## SOURCE MATERIAL:
---

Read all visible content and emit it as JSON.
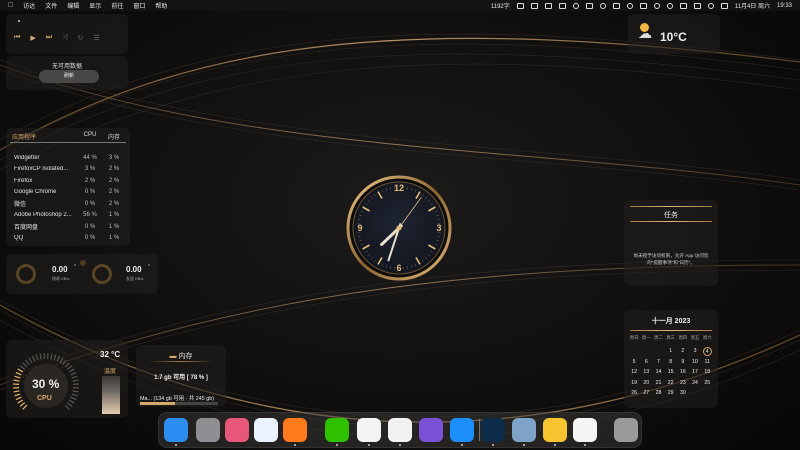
{
  "menubar": {
    "app_name": "访达",
    "menus": [
      "文件",
      "编辑",
      "显示",
      "前往",
      "窗口",
      "帮助"
    ],
    "status_text": "1192字",
    "date": "11月4日 周六",
    "time": "19:33"
  },
  "music": {},
  "nodata": {
    "title": "无可用数据",
    "button": "刷新"
  },
  "processes": {
    "headers": {
      "app": "应用程序",
      "cpu": "CPU",
      "mem": "内存"
    },
    "rows": [
      {
        "name": "Widgetter",
        "cpu": "44 %",
        "mem": "3 %"
      },
      {
        "name": "FirefoxCP Isolated...",
        "cpu": "3 %",
        "mem": "2 %"
      },
      {
        "name": "Firefox",
        "cpu": "2 %",
        "mem": "2 %"
      },
      {
        "name": "Google Chrome",
        "cpu": "0 %",
        "mem": "2 %"
      },
      {
        "name": "微信",
        "cpu": "0 %",
        "mem": "2 %"
      },
      {
        "name": "Adobe Photoshop 2...",
        "cpu": "56 %",
        "mem": "1 %"
      },
      {
        "name": "百度网盘",
        "cpu": "0 %",
        "mem": "1 %"
      },
      {
        "name": "QQ",
        "cpu": "0 %",
        "mem": "1 %"
      }
    ]
  },
  "network": {
    "down": {
      "value": "0.00",
      "unit": "°",
      "label": "接收 KB/s"
    },
    "up": {
      "value": "0.00",
      "unit": "°",
      "label": "发送 KB/s"
    }
  },
  "cpu": {
    "percent": "30 %",
    "label": "CPU",
    "temp": "32 °C",
    "temp_label": "温度",
    "level": 0.3
  },
  "memory": {
    "title": "内存",
    "available": "1.7 gb 可用  [ 78 % ]",
    "disk": "Ma...  (134 gb 可用 - 共 245 gb)",
    "disk_used_fraction": 0.45
  },
  "weather": {
    "temp": "10°C",
    "icon": "sun-cloud-rain-icon"
  },
  "tasks": {
    "title": "任务",
    "message_line1": "尚未授予访问权限，允许 App 访问您",
    "message_line2": "的\"提醒事项\"和\"日历\"。"
  },
  "calendar": {
    "title": "十一月  2023",
    "weekdays": [
      "周日",
      "周一",
      "周二",
      "周三",
      "周四",
      "周五",
      "周六"
    ],
    "leading_blanks": 3,
    "days": 30,
    "today": 4
  },
  "clock": {
    "numerals": [
      "12",
      "3",
      "6",
      "9"
    ],
    "hour": 7,
    "minute": 33,
    "second": 6
  },
  "dock": {
    "apps": [
      {
        "name": "finder-icon",
        "color": "#2c8ef0"
      },
      {
        "name": "system-settings-icon",
        "color": "#8e8e93"
      },
      {
        "name": "books-icon",
        "color": "#e8577a"
      },
      {
        "name": "baidu-netdisk-icon",
        "color": "#eaf2ff"
      },
      {
        "name": "firefox-icon",
        "color": "#ff7a1a"
      },
      {
        "name": "wechat-icon",
        "color": "#2dc100"
      },
      {
        "name": "chrome-icon",
        "color": "#f3f3f3"
      },
      {
        "name": "qq-icon",
        "color": "#f2f2f2"
      },
      {
        "name": "downloader-icon",
        "color": "#7a52d8"
      },
      {
        "name": "app-store-icon",
        "color": "#1c8ef9"
      },
      {
        "name": "photoshop-icon",
        "color": "#0c2c4a"
      },
      {
        "name": "preview-icon",
        "color": "#7ea2c8"
      },
      {
        "name": "baidu-icon",
        "color": "#f7c32e"
      },
      {
        "name": "textedit-icon",
        "color": "#f5f5f5"
      },
      {
        "name": "trash-icon",
        "color": "#9a9a9a"
      }
    ]
  }
}
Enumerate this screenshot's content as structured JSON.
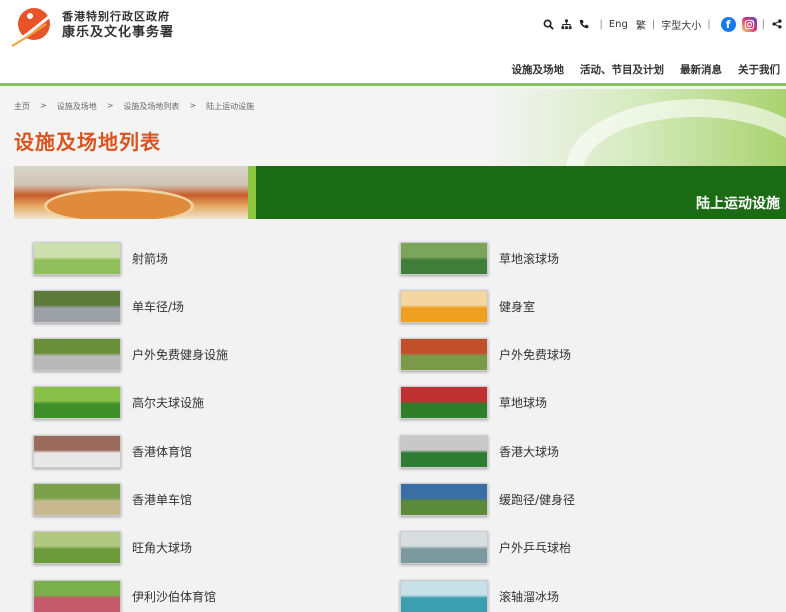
{
  "header": {
    "org_line1": "香港特别行政区政府",
    "org_line2": "康乐及文化事务署",
    "util": {
      "eng": "Eng",
      "trad": "繁",
      "font_size": "字型大小",
      "facebook_letter": "f"
    },
    "nav": [
      "设施及场地",
      "活动、节目及计划",
      "最新消息",
      "关于我们"
    ]
  },
  "breadcrumb": [
    "主页",
    ">",
    "设施及场地",
    ">",
    "设施及场地列表",
    ">",
    "陆上运动设施"
  ],
  "page_title": "设施及场地列表",
  "section_label": "陆上运动设施",
  "colors": {
    "accent_orange": "#d9541e",
    "dark_green": "#1b6b14",
    "lime": "#8dc63f"
  },
  "facilities": [
    {
      "name": "射箭场",
      "icon": "archery-range-photo"
    },
    {
      "name": "草地滚球场",
      "icon": "lawn-bowls-photo"
    },
    {
      "name": "单车径/场",
      "icon": "cycling-track-photo"
    },
    {
      "name": "健身室",
      "icon": "fitness-room-photo"
    },
    {
      "name": "户外免费健身设施",
      "icon": "outdoor-fitness-photo"
    },
    {
      "name": "户外免费球场",
      "icon": "outdoor-court-photo"
    },
    {
      "name": "高尔夫球设施",
      "icon": "golf-photo"
    },
    {
      "name": "草地球场",
      "icon": "grass-pitch-photo"
    },
    {
      "name": "香港体育馆",
      "icon": "hk-coliseum-photo"
    },
    {
      "name": "香港大球场",
      "icon": "hk-stadium-photo"
    },
    {
      "name": "香港单车馆",
      "icon": "velodrome-photo"
    },
    {
      "name": "缓跑径/健身径",
      "icon": "jogging-trail-photo"
    },
    {
      "name": "旺角大球场",
      "icon": "mong-kok-stadium-photo"
    },
    {
      "name": "户外乒乓球枱",
      "icon": "table-tennis-photo"
    },
    {
      "name": "伊利沙伯体育馆",
      "icon": "elizabeth-stadium-photo"
    },
    {
      "name": "滚轴溜冰场",
      "icon": "roller-rink-photo"
    }
  ]
}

---

## SET TASK:
Give every line back word for word and leave the pictures out.

## TASK ANSWER:
Read all visible content and emit it as JSON.
{
  "menubar": {
    "app_name": "访达",
    "menus": [
      "文件",
      "编辑",
      "显示",
      "前往",
      "窗口",
      "帮助"
    ],
    "status_text": "1192字",
    "date": "11月4日 周六",
    "time": "19:33"
  },
  "music": {},
  "nodata": {
    "title": "无可用数据",
    "button": "刷新"
  },
  "processes": {
    "headers": {
      "app": "应用程序",
      "cpu": "CPU",
      "mem": "内存"
    },
    "rows": [
      {
        "name": "Widgetter",
        "cpu": "44 %",
        "mem": "3 %"
      },
      {
        "name": "FirefoxCP Isolated...",
        "cpu": "3 %",
        "mem": "2 %"
      },
      {
        "name": "Firefox",
        "cpu": "2 %",
        "mem": "2 %"
      },
      {
        "name": "Google Chrome",
        "cpu": "0 %",
        "mem": "2 %"
      },
      {
        "name": "微信",
        "cpu": "0 %",
        "mem": "2 %"
      },
      {
        "name": "Adobe Photoshop 2...",
        "cpu": "56 %",
        "mem": "1 %"
      },
      {
        "name": "百度网盘",
        "cpu": "0 %",
        "mem": "1 %"
      },
      {
        "name": "QQ",
        "cpu": "0 %",
        "mem": "1 %"
      }
    ]
  },
  "network": {
    "down": {
      "value": "0.00",
      "unit": "°",
      "label": "接收 KB/s"
    },
    "up": {
      "value": "0.00",
      "unit": "°",
      "label": "发送 KB/s"
    }
  },
  "cpu": {
    "percent": "30 %",
    "label": "CPU",
    "temp": "32 °C",
    "temp_label": "温度",
    "level": 0.3
  },
  "memory": {
    "title": "内存",
    "available": "1.7 gb 可用  [ 78 % ]",
    "disk": "Ma...  (134 gb 可用 - 共 245 gb)",
    "disk_used_fraction": 0.45
  },
  "weather": {
    "temp": "10°C",
    "icon": "sun-cloud-rain-icon"
  },
  "tasks": {
    "title": "任务",
    "message_line1": "尚未授予访问权限，允许 App 访问您",
    "message_line2": "的\"提醒事项\"和\"日历\"。"
  },
  "calendar": {
    "title": "十一月  2023",
    "weekdays": [
      "周日",
      "周一",
      "周二",
      "周三",
      "周四",
      "周五",
      "周六"
    ],
    "leading_blanks": 3,
    "days": 30,
    "today": 4
  },
  "clock": {
    "numerals": [
      "12",
      "3",
      "6",
      "9"
    ],
    "hour": 7,
    "minute": 33,
    "second": 6
  },
  "dock": {
    "apps": [
      {
        "name": "finder-icon",
        "color": "#2c8ef0"
      },
      {
        "name": "system-settings-icon",
        "color": "#8e8e93"
      },
      {
        "name": "books-icon",
        "color": "#e8577a"
      },
      {
        "name": "baidu-netdisk-icon",
        "color": "#eaf2ff"
      },
      {
        "name": "firefox-icon",
        "color": "#ff7a1a"
      },
      {
        "name": "wechat-icon",
        "color": "#2dc100"
      },
      {
        "name": "chrome-icon",
        "color": "#f3f3f3"
      },
      {
        "name": "qq-icon",
        "color": "#f2f2f2"
      },
      {
        "name": "downloader-icon",
        "color": "#7a52d8"
      },
      {
        "name": "app-store-icon",
        "color": "#1c8ef9"
      },
      {
        "name": "photoshop-icon",
        "color": "#0c2c4a"
      },
      {
        "name": "preview-icon",
        "color": "#7ea2c8"
      },
      {
        "name": "baidu-icon",
        "color": "#f7c32e"
      },
      {
        "name": "textedit-icon",
        "color": "#f5f5f5"
      },
      {
        "name": "trash-icon",
        "color": "#9a9a9a"
      }
    ]
  }
}
Enumerate this screenshot's content as structured JSON.
{
  "header": {
    "org_line1": "香港特别行政区政府",
    "org_line2": "康乐及文化事务署",
    "util": {
      "eng": "Eng",
      "trad": "繁",
      "font_size": "字型大小",
      "facebook_letter": "f"
    },
    "nav": [
      "设施及场地",
      "活动、节目及计划",
      "最新消息",
      "关于我们"
    ]
  },
  "breadcrumb": [
    "主页",
    ">",
    "设施及场地",
    ">",
    "设施及场地列表",
    ">",
    "陆上运动设施"
  ],
  "page_title": "设施及场地列表",
  "section_label": "陆上运动设施",
  "colors": {
    "accent_orange": "#d9541e",
    "dark_green": "#1b6b14",
    "lime": "#8dc63f"
  },
  "facilities": [
    {
      "name": "射箭场",
      "icon": "archery-range-photo"
    },
    {
      "name": "草地滚球场",
      "icon": "lawn-bowls-photo"
    },
    {
      "name": "单车径/场",
      "icon": "cycling-track-photo"
    },
    {
      "name": "健身室",
      "icon": "fitness-room-photo"
    },
    {
      "name": "户外免费健身设施",
      "icon": "outdoor-fitness-photo"
    },
    {
      "name": "户外免费球场",
      "icon": "outdoor-court-photo"
    },
    {
      "name": "高尔夫球设施",
      "icon": "golf-photo"
    },
    {
      "name": "草地球场",
      "icon": "grass-pitch-photo"
    },
    {
      "name": "香港体育馆",
      "icon": "hk-coliseum-photo"
    },
    {
      "name": "香港大球场",
      "icon": "hk-stadium-photo"
    },
    {
      "name": "香港单车馆",
      "icon": "velodrome-photo"
    },
    {
      "name": "缓跑径/健身径",
      "icon": "jogging-trail-photo"
    },
    {
      "name": "旺角大球场",
      "icon": "mong-kok-stadium-photo"
    },
    {
      "name": "户外乒乓球枱",
      "icon": "table-tennis-photo"
    },
    {
      "name": "伊利沙伯体育馆",
      "icon": "elizabeth-stadium-photo"
    },
    {
      "name": "滚轴溜冰场",
      "icon": "roller-rink-photo"
    }
  ]
}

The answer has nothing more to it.